:: Data for processing
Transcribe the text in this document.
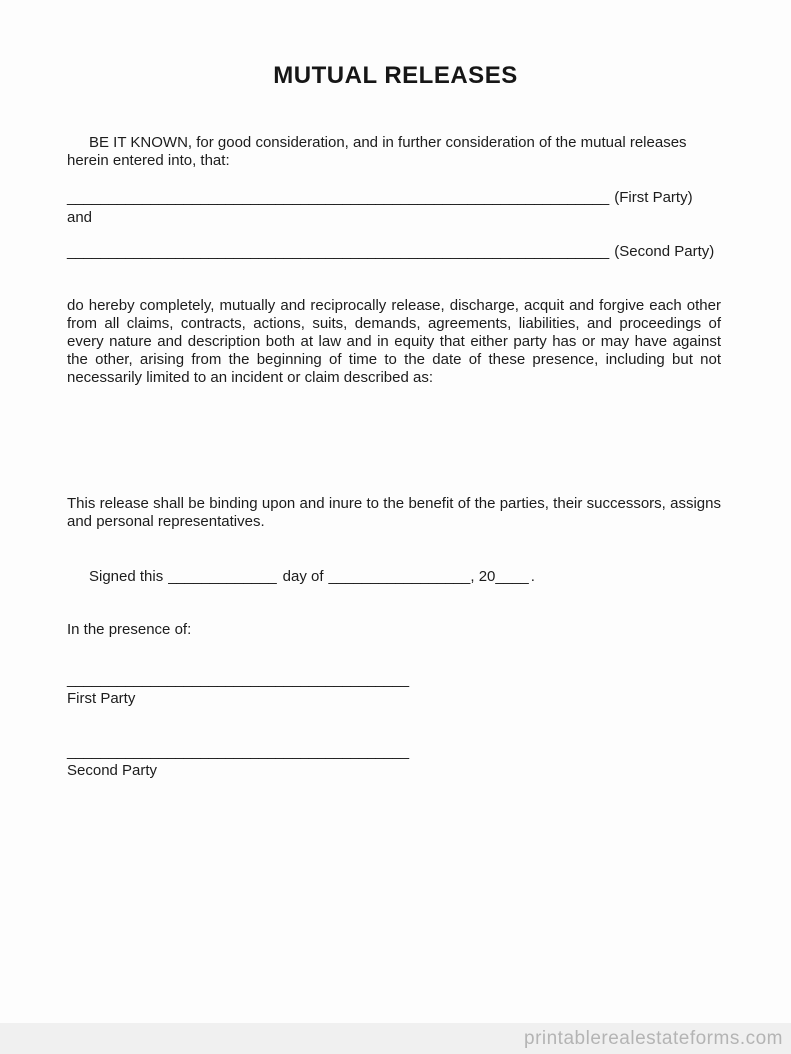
MUTUAL RELEASES

BE IT KNOWN, for good consideration, and in further consideration of the mutual releases herein entered into, that:

_________________________________________________________________ (First Party)
and
_________________________________________________________________ (Second Party)

do hereby completely, mutually and reciprocally release, discharge, acquit and forgive each other from all claims, contracts, actions, suits, demands, agreements, liabilities, and proceedings of every nature and description both at law and in equity that either party has or may have against the other, arising from the beginning of time to the date of these presence, including but not necessarily limited to an incident or claim described as:

This release shall be binding upon and inure to the benefit of the parties, their successors, assigns and personal representatives.

Signed this _____________ day of _________________, 20____ .
In the presence of:
_________________________________________
First Party
_________________________________________
Second Party
printablerealestateforms.com
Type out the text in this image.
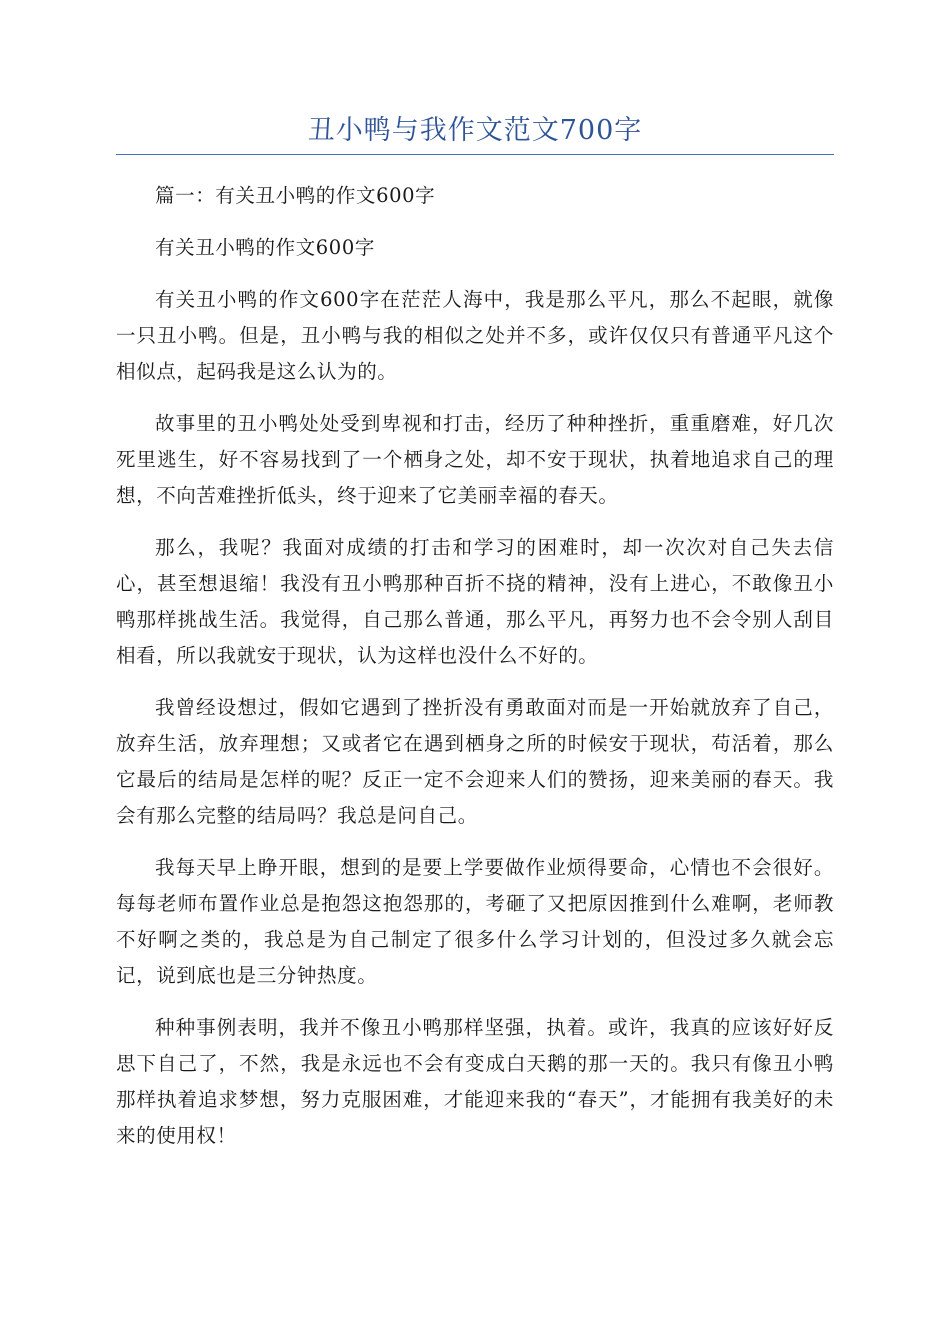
丑小鸭与我作文范文700字

篇一：有关丑小鸭的作文600字

有关丑小鸭的作文600字

有关丑小鸭的作文600字在茫茫人海中，我是那么平凡，那么不起眼，就像一只丑小鸭。但是，丑小鸭与我的相似之处并不多，或许仅仅只有普通平凡这个相似点，起码我是这么认为的。

故事里的丑小鸭处处受到卑视和打击，经历了种种挫折，重重磨难，好几次死里逃生，好不容易找到了一个栖身之处，却不安于现状，执着地追求自己的理想，不向苦难挫折低头，终于迎来了它美丽幸福的春天。

那么，我呢？我面对成绩的打击和学习的困难时，却一次次对自己失去信心，甚至想退缩！我没有丑小鸭那种百折不挠的精神，没有上进心，不敢像丑小鸭那样挑战生活。我觉得，自己那么普通，那么平凡，再努力也不会令别人刮目相看，所以我就安于现状，认为这样也没什么不好的。

我曾经设想过，假如它遇到了挫折没有勇敢面对而是一开始就放弃了自己，放弃生活，放弃理想；又或者它在遇到栖身之所的时候安于现状，苟活着，那么它最后的结局是怎样的呢？反正一定不会迎来人们的赞扬，迎来美丽的春天。我会有那么完整的结局吗？我总是问自己。

我每天早上睁开眼，想到的是要上学要做作业烦得要命，心情也不会很好。每每老师布置作业总是抱怨这抱怨那的，考砸了又把原因推到什么难啊，老师教不好啊之类的，我总是为自己制定了很多什么学习计划的，但没过多久就会忘记，说到底也是三分钟热度。

种种事例表明，我并不像丑小鸭那样坚强，执着。或许，我真的应该好好反思下自己了，不然，我是永远也不会有变成白天鹅的那一天的。我只有像丑小鸭那样执着追求梦想，努力克服困难，才能迎来我的“春天”，才能拥有我美好的未来的使用权！
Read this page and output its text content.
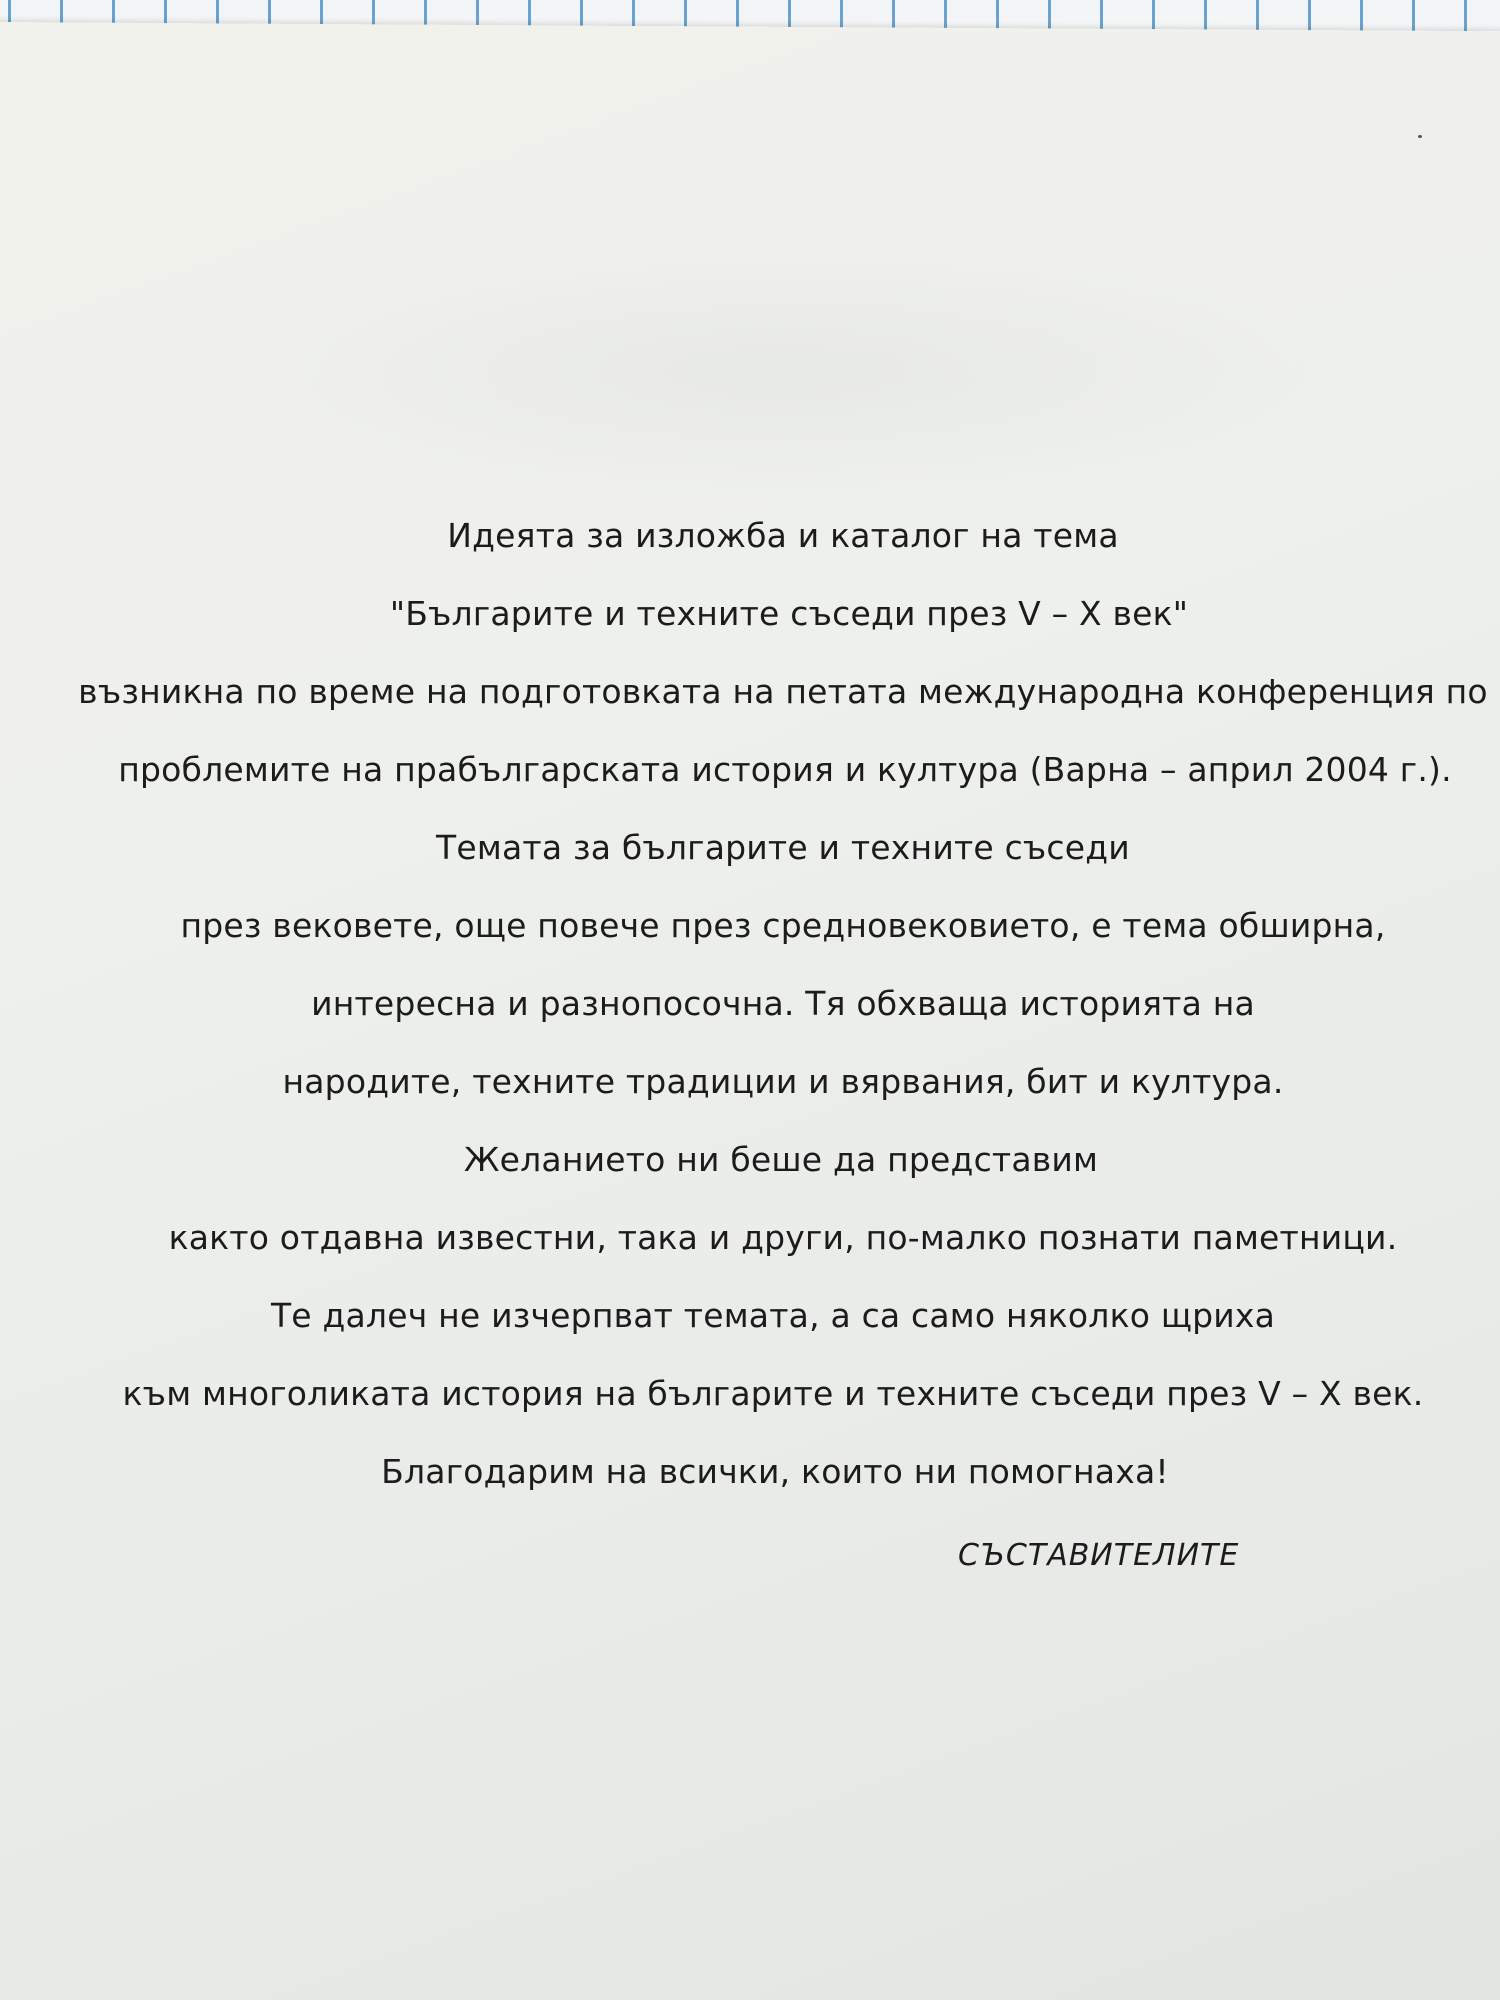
Идеята за изложба и каталог на тема
"Българите и техните съседи през V – X век"
възникна по време на подготовката на петата международна конференция по
проблемите на прабългарската история и култура (Варна – април 2004 г.).
Темата за българите и техните съседи
през вековете, още повече през средновековието, е тема обширна,
интересна и разнопосочна. Тя обхваща историята на
народите, техните традиции и вярвания, бит и култура.
Желанието ни беше да представим
както отдавна известни, така и други, по-малко познати паметници.
Те далеч не изчерпват темата, а са само няколко щриха
към многоликата история на българите и техните съседи през V – X век.
Благодарим на всички, които ни помогнаха!
СЪСТАВИТЕЛИТЕ
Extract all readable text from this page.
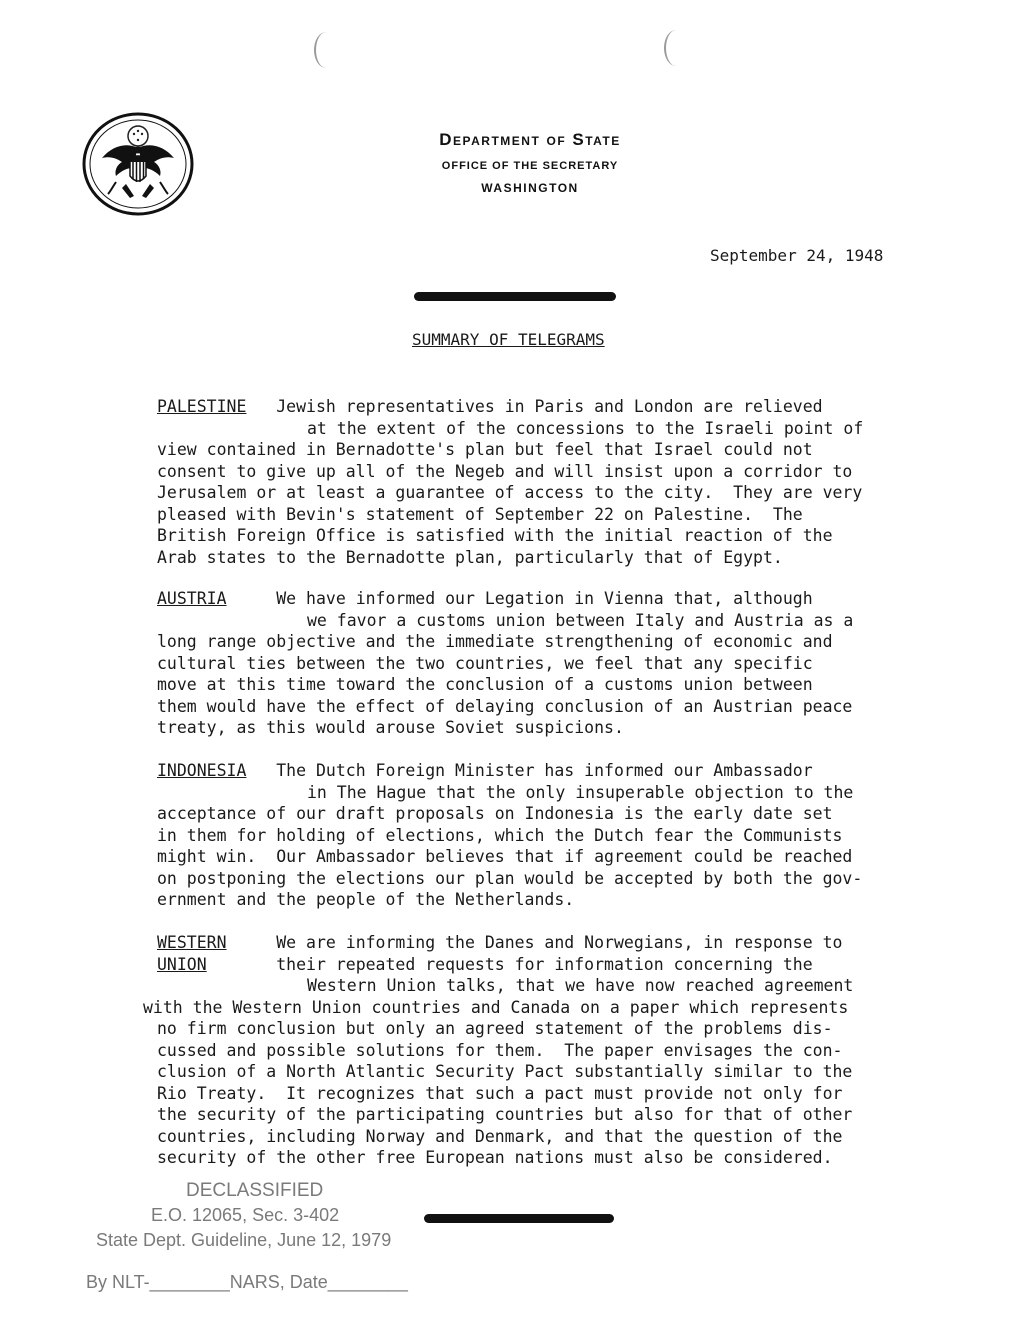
Department of State
OFFICE OF THE SECRETARY
WASHINGTON
September 24, 1948
SUMMARY OF TELEGRAMS
PALESTINE Jewish representatives in Paris and London are relieved
at the extent of the concessions to the Israeli point of
view contained in Bernadotte's plan but feel that Israel could not
consent to give up all of the Negeb and will insist upon a corridor to
Jerusalem or at least a guarantee of access to the city.  They are very
pleased with Bevin's statement of September 22 on Palestine.  The
British Foreign Office is satisfied with the initial reaction of the
Arab states to the Bernadotte plan, particularly that of Egypt.
AUSTRIA	We have informed our Legation in Vienna that, although
we favor a customs union between Italy and Austria as a
long range objective and the immediate strengthening of economic and
cultural ties between the two countries, we feel that any specific
move at this time toward the conclusion of a customs union between
them would have the effect of delaying conclusion of an Austrian peace
treaty, as this would arouse Soviet suspicions.
INDONESIA The Dutch Foreign Minister has informed our Ambassador
in The Hague that the only insuperable objection to the
acceptance of our draft proposals on Indonesia is the early date set
in them for holding of elections, which the Dutch fear the Communists
might win.  Our Ambassador believes that if agreement could be reached
on postponing the elections our plan would be accepted by both the gov-
ernment and the people of the Netherlands.
WESTERN	We are informing the Danes and Norwegians, in response to
UNION	their repeated requests for information concerning the
Western Union talks, that we have now reached agreement
with the Western Union countries and Canada on a paper which represents
no firm conclusion but only an agreed statement of the problems dis-
cussed and possible solutions for them.  The paper envisages the con-
clusion of a North Atlantic Security Pact substantially similar to the
Rio Treaty.  It recognizes that such a pact must provide not only for
the security of the participating countries but also for that of other
countries, including Norway and Denmark, and that the question of the
security of the other free European nations must also be considered.
DECLASSIFIED
E.O. 12065, Sec. 3-402
State Dept. Guideline, June 12, 1979
By NLT-________NARS, Date________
::::
#### Short problem:
Using the records above, copy each line that contains "съседи".

#### Response below:
"Българите и техните съседи през V – X век"
Темата за българите и техните съседи
към многоликата история на българите и техните съседи през V – X век.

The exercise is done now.